** WHAT IS REQUIRED **
Each record below is to be reproduced without any change.
— start of DATA SUPPLIED —
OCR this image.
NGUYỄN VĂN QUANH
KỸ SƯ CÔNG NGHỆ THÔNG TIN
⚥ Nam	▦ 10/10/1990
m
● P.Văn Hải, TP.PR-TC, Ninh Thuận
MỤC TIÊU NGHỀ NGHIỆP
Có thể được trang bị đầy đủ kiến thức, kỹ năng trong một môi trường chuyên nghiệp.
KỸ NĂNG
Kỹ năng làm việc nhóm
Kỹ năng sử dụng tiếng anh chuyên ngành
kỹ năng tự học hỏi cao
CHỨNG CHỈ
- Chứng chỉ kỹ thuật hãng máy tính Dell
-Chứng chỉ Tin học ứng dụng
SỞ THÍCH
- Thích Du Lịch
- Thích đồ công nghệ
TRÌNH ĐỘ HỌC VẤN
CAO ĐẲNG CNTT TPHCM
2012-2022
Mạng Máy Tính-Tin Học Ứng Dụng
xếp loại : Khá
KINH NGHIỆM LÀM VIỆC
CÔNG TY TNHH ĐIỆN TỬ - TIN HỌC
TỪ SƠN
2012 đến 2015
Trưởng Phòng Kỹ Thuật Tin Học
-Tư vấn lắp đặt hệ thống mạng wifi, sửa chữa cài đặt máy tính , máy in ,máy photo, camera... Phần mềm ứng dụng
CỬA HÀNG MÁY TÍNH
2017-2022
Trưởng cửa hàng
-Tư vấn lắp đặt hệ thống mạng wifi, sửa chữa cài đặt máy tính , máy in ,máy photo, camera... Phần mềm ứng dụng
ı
— end of DATA SUPPLIED —
** PROBLEM SOLUTION **
OCR this image.
NGUYỄN VĂN QUANH
KỸ SƯ CÔNG NGHỆ THÔNG TIN
⚥ Nam	▦ 10/10/1990
m
● P.Văn Hải, TP.PR-TC, Ninh Thuận
MỤC TIÊU NGHỀ NGHIỆP
Có thể được trang bị đầy đủ kiến thức, kỹ năng trong một môi trường chuyên nghiệp.
KỸ NĂNG
Kỹ năng làm việc nhóm
Kỹ năng sử dụng tiếng anh chuyên ngành
kỹ năng tự học hỏi cao
CHỨNG CHỈ
- Chứng chỉ kỹ thuật hãng máy tính Dell
-Chứng chỉ Tin học ứng dụng
SỞ THÍCH
- Thích Du Lịch
- Thích đồ công nghệ
TRÌNH ĐỘ HỌC VẤN
CAO ĐẲNG CNTT TPHCM
2012-2022
Mạng Máy Tính-Tin Học Ứng Dụng
xếp loại : Khá
KINH NGHIỆM LÀM VIỆC
CÔNG TY TNHH ĐIỆN TỬ - TIN HỌC
TỪ SƠN
2012 đến 2015
Trưởng Phòng Kỹ Thuật Tin Học
-Tư vấn lắp đặt hệ thống mạng wifi, sửa chữa cài đặt máy tính , máy in ,máy photo, camera... Phần mềm ứng dụng
CỬA HÀNG MÁY TÍNH
2017-2022
Trưởng cửa hàng
-Tư vấn lắp đặt hệ thống mạng wifi, sửa chữa cài đặt máy tính , máy in ,máy photo, camera... Phần mềm ứng dụng
ı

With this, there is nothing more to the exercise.